### MATERIAL PROVIDED ###

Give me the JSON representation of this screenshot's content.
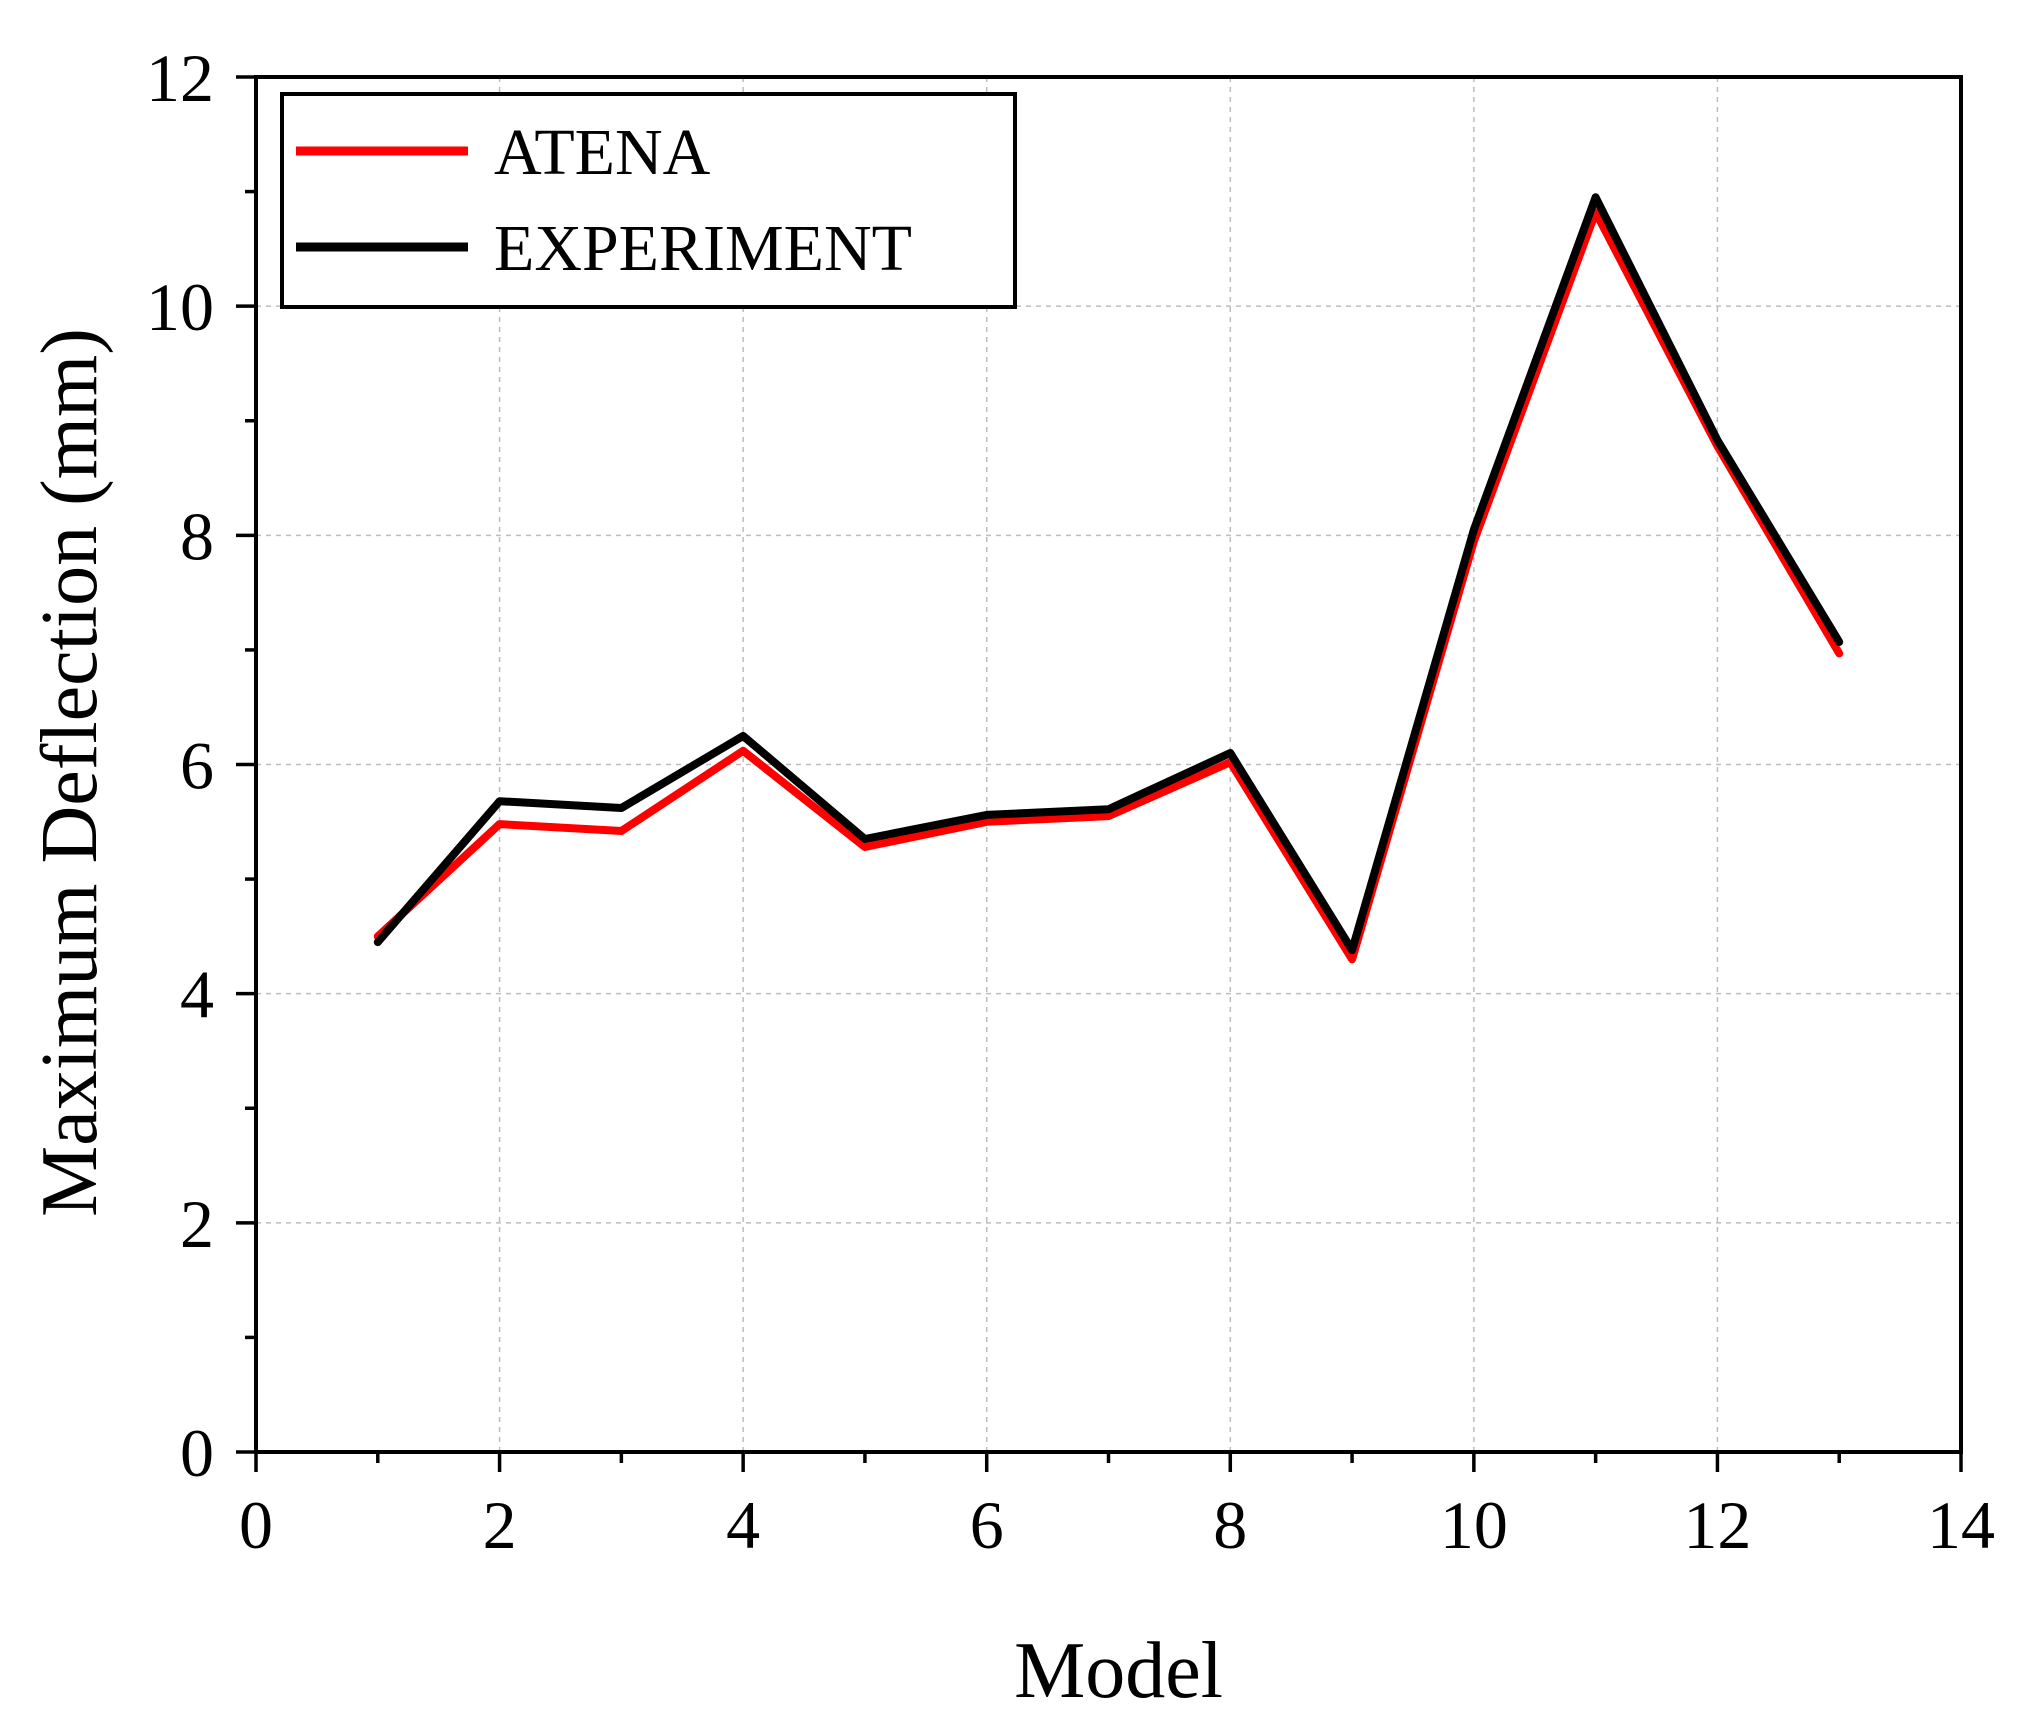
{
  "chart_data": {
    "type": "line",
    "title": "",
    "xlabel": "Model",
    "ylabel": "Maximum Deflection (mm)",
    "xlim": [
      0,
      14
    ],
    "ylim": [
      0,
      12
    ],
    "x_ticks": [
      0,
      2,
      4,
      6,
      8,
      10,
      12,
      14
    ],
    "y_ticks": [
      0,
      2,
      4,
      6,
      8,
      10,
      12
    ],
    "grid": true,
    "legend_position": "top-left",
    "x": [
      1,
      2,
      3,
      4,
      5,
      6,
      7,
      8,
      9,
      10,
      11,
      12,
      13
    ],
    "series": [
      {
        "name": "ATENA",
        "color": "#ff0000",
        "values": [
          4.5,
          5.48,
          5.42,
          6.12,
          5.28,
          5.5,
          5.55,
          6.02,
          4.3,
          7.95,
          10.82,
          8.78,
          6.97
        ]
      },
      {
        "name": "EXPERIMENT",
        "color": "#000000",
        "values": [
          4.45,
          5.68,
          5.62,
          6.25,
          5.35,
          5.56,
          5.61,
          6.1,
          4.38,
          8.05,
          10.95,
          8.83,
          7.07
        ]
      }
    ]
  }
}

###

__TASK DIRECTIONS__: Keep the pictures out of the copy and return the rest of the data above exactly.

__EXPECTED OUTPUT__:
Give me the JSON representation of this screenshot's content.
{
  "chart_data": {
    "type": "line",
    "title": "",
    "xlabel": "Model",
    "ylabel": "Maximum Deflection (mm)",
    "xlim": [
      0,
      14
    ],
    "ylim": [
      0,
      12
    ],
    "x_ticks": [
      0,
      2,
      4,
      6,
      8,
      10,
      12,
      14
    ],
    "y_ticks": [
      0,
      2,
      4,
      6,
      8,
      10,
      12
    ],
    "grid": true,
    "legend_position": "top-left",
    "x": [
      1,
      2,
      3,
      4,
      5,
      6,
      7,
      8,
      9,
      10,
      11,
      12,
      13
    ],
    "series": [
      {
        "name": "ATENA",
        "color": "#ff0000",
        "values": [
          4.5,
          5.48,
          5.42,
          6.12,
          5.28,
          5.5,
          5.55,
          6.02,
          4.3,
          7.95,
          10.82,
          8.78,
          6.97
        ]
      },
      {
        "name": "EXPERIMENT",
        "color": "#000000",
        "values": [
          4.45,
          5.68,
          5.62,
          6.25,
          5.35,
          5.56,
          5.61,
          6.1,
          4.38,
          8.05,
          10.95,
          8.83,
          7.07
        ]
      }
    ]
  }
}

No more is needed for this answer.